● WRITTEN REQUEST
Copy out each line containing "this" from the entries below.

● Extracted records

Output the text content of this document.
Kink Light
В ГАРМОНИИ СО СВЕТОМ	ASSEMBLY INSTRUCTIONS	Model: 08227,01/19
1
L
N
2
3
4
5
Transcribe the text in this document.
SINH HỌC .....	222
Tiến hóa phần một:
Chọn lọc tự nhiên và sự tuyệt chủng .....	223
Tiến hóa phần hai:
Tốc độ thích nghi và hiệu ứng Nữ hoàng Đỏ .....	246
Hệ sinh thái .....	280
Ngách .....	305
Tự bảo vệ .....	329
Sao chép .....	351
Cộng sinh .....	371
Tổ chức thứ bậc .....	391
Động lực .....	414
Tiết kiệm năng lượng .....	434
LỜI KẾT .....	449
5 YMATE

---

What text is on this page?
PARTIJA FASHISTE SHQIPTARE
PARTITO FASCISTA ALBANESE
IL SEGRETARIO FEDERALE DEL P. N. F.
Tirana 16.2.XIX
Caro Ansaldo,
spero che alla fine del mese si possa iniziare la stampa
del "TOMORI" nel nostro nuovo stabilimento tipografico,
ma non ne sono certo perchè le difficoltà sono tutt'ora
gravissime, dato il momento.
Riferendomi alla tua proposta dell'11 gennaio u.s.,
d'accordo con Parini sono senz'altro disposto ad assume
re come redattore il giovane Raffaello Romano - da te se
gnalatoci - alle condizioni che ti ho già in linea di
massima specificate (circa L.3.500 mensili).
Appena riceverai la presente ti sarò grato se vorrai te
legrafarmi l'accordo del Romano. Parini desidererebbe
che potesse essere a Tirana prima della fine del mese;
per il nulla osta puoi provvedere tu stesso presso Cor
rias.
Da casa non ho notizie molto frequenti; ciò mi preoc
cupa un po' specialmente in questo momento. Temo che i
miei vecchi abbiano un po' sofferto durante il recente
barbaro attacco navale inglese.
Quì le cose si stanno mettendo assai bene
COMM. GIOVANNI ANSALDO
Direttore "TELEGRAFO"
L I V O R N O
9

● FULL ANSWER
Output the text content of this document.
Transcribe the text in this document.
What text is on this page?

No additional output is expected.